*** Records for this task
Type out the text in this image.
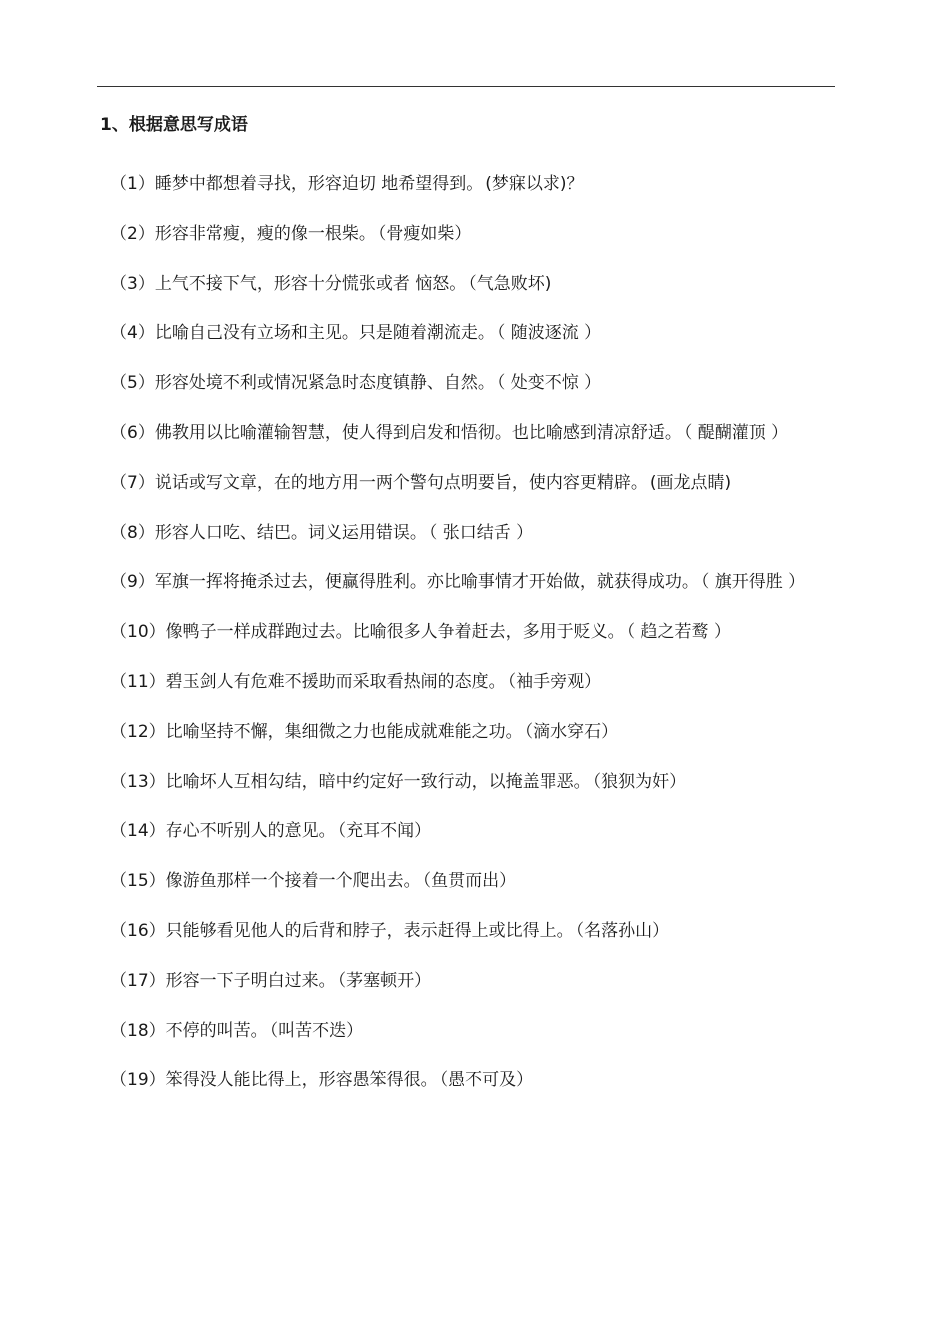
1、根据意思写成语
（1）睡梦中都想着寻找，形容迫切 地希望得到。 (梦寐以求)？
（2）形容非常瘦，瘦的像一根柴。 （骨瘦如柴）
（3）上气不接下气，形容十分慌张或者 恼怒。 （气急败坏)
（4）比喻自己没有立场和主见。只是随着潮流走。 （ 随波逐流 ）
（5）形容处境不利或情况紧急时态度镇静、自然。 （ 处变不惊 ）
（6）佛教用以比喻灌输智慧，使人得到启发和悟彻。也比喻感到清凉舒适。 （ 醍醐灌顶 ）
（7）说话或写文章，在的地方用一两个警句点明要旨，使内容更精辟。 (画龙点睛)
（8）形容人口吃、结巴。词义运用错误。 （ 张口结舌 ）
（9）军旗一挥将掩杀过去，便赢得胜利。亦比喻事情才开始做，就获得成功。 （ 旗开得胜 ）
（10）像鸭子一样成群跑过去。比喻很多人争着赶去，多用于贬义。 （ 趋之若鹜 ）
（11）碧玉剑人有危难不援助而采取看热闹的态度。 （袖手旁观）
（12）比喻坚持不懈，集细微之力也能成就难能之功。 （滴水穿石）
（13）比喻坏人互相勾结，暗中约定好一致行动，以掩盖罪恶。 （狼狈为奸）
（14）存心不听别人的意见。 （充耳不闻）
（15）像游鱼那样一个接着一个爬出去。 （鱼贯而出）
（16）只能够看见他人的后背和脖子，表示赶得上或比得上。 （名落孙山）
（17）形容一下子明白过来。 （茅塞顿开）
（18）不停的叫苦。 （叫苦不迭）
（19）笨得没人能比得上，形容愚笨得很。 （愚不可及）
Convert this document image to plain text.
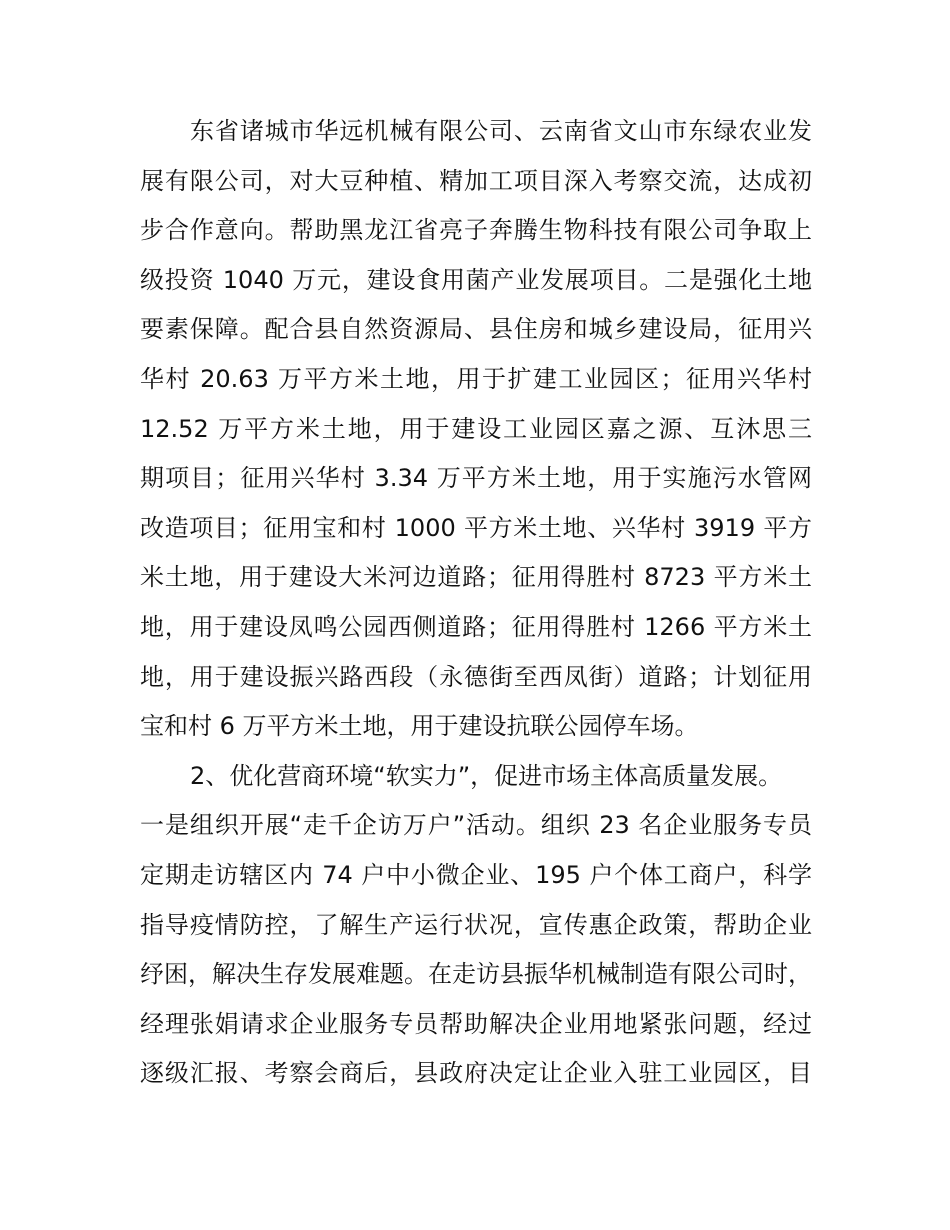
东省诸城市华远机械有限公司、云南省文山市东绿农业发
展有限公司，对大豆种植、精加工项目深入考察交流，达成初
步合作意向。帮助黑龙江省亮子奔腾生物科技有限公司争取上
级投资 1040 万元，建设食用菌产业发展项目。二是强化土地
要素保障。配合县自然资源局、县住房和城乡建设局，征用兴
华村 20.63 万平方米土地，用于扩建工业园区；征用兴华村
12.52 万平方米土地，用于建设工业园区嘉之源、互沐思三
期项目；征用兴华村 3.34 万平方米土地，用于实施污水管网
改造项目；征用宝和村 1000 平方米土地、兴华村 3919 平方
米土地，用于建设大米河边道路；征用得胜村 8723 平方米土
地，用于建设凤鸣公园西侧道路；征用得胜村 1266 平方米土
地，用于建设振兴路西段（永德街至西凤街）道路；计划征用
宝和村 6 万平方米土地，用于建设抗联公园停车场。
2、优化营商环境“软实力”，促进市场主体高质量发展。
一是组织开展“走千企访万户”活动。组织 23 名企业服务专员
定期走访辖区内 74 户中小微企业、195 户个体工商户，科学
指导疫情防控，了解生产运行状况，宣传惠企政策，帮助企业
纾困，解决生存发展难题。在走访县振华机械制造有限公司时，
经理张娟请求企业服务专员帮助解决企业用地紧张问题，经过
逐级汇报、考察会商后，县政府决定让企业入驻工业园区，目
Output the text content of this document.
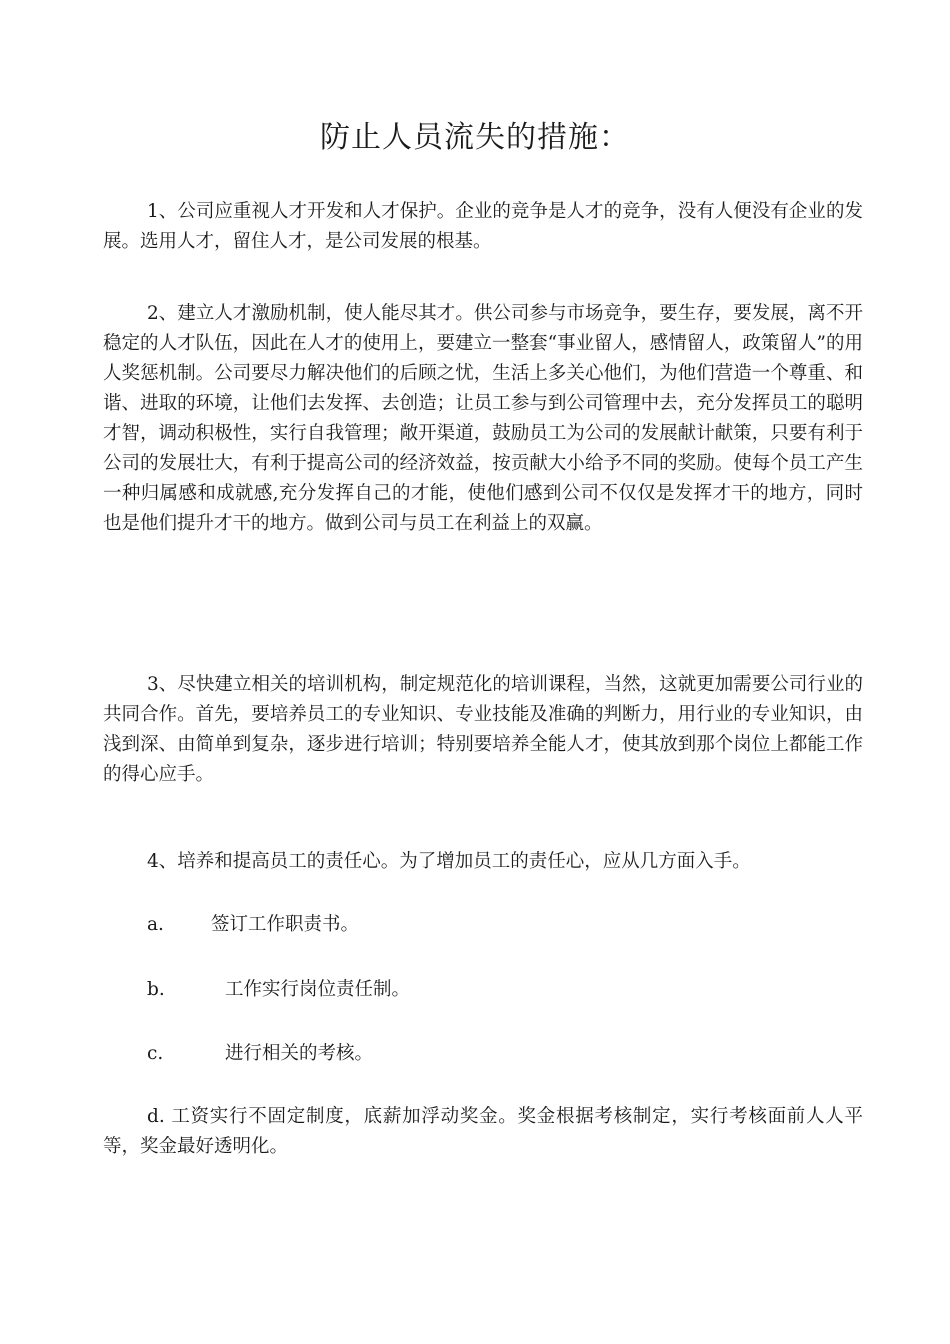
防止人员流失的措施：

1、公司应重视人才开发和人才保护。企业的竞争是人才的竞争，没有人便没有企业的发展。选用人才，留住人才，是公司发展的根基。

2、建立人才激励机制，使人能尽其才。供公司参与市场竞争，要生存，要发展，离不开稳定的人才队伍，因此在人才的使用上，要建立一整套“事业留人，感情留人，政策留人”的用人奖惩机制。公司要尽力解决他们的后顾之忧，生活上多关心他们，为他们营造一个尊重、和谐、进取的环境，让他们去发挥、去创造；让员工参与到公司管理中去，充分发挥员工的聪明才智，调动积极性，实行自我管理；敞开渠道，鼓励员工为公司的发展献计献策，只要有利于公司的发展壮大，有利于提高公司的经济效益，按贡献大小给予不同的奖励。使每个员工产生一种归属感和成就感,充分发挥自己的才能，使他们感到公司不仅仅是发挥才干的地方，同时也是他们提升才干的地方。做到公司与员工在利益上的双赢。

3、尽快建立相关的培训机构，制定规范化的培训课程，当然，这就更加需要公司行业的共同合作。首先，要培养员工的专业知识、专业技能及准确的判断力，用行业的专业知识，由浅到深、由简单到复杂，逐步进行培训；特别要培养全能人才，使其放到那个岗位上都能工作的得心应手。

4、培养和提高员工的责任心。为了增加员工的责任心，应从几方面入手。

a.	签订工作职责书。
b.	工作实行岗位责任制。
c.	进行相关的考核。

d. 工资实行不固定制度，底薪加浮动奖金。奖金根据考核制定，实行考核面前人人平等，奖金最好透明化。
******
__What is required__. Exclude all pictures and reproduce verbatim the lines running from the line that contains "Output the text content of this document." to the end of the data above, both ends included.

__Exercise output__.
Output the text content of this document.
防止人员流失的措施：

1、公司应重视人才开发和人才保护。企业的竞争是人才的竞争，没有人便没有企业的发展。选用人才，留住人才，是公司发展的根基。

2、建立人才激励机制，使人能尽其才。供公司参与市场竞争，要生存，要发展，离不开稳定的人才队伍，因此在人才的使用上，要建立一整套“事业留人，感情留人，政策留人”的用人奖惩机制。公司要尽力解决他们的后顾之忧，生活上多关心他们，为他们营造一个尊重、和谐、进取的环境，让他们去发挥、去创造；让员工参与到公司管理中去，充分发挥员工的聪明才智，调动积极性，实行自我管理；敞开渠道，鼓励员工为公司的发展献计献策，只要有利于公司的发展壮大，有利于提高公司的经济效益，按贡献大小给予不同的奖励。使每个员工产生一种归属感和成就感,充分发挥自己的才能，使他们感到公司不仅仅是发挥才干的地方，同时也是他们提升才干的地方。做到公司与员工在利益上的双赢。

3、尽快建立相关的培训机构，制定规范化的培训课程，当然，这就更加需要公司行业的共同合作。首先，要培养员工的专业知识、专业技能及准确的判断力，用行业的专业知识，由浅到深、由简单到复杂，逐步进行培训；特别要培养全能人才，使其放到那个岗位上都能工作的得心应手。

4、培养和提高员工的责任心。为了增加员工的责任心，应从几方面入手。

a.	签订工作职责书。
b.	工作实行岗位责任制。
c.	进行相关的考核。

d. 工资实行不固定制度，底薪加浮动奖金。奖金根据考核制定，实行考核面前人人平等，奖金最好透明化。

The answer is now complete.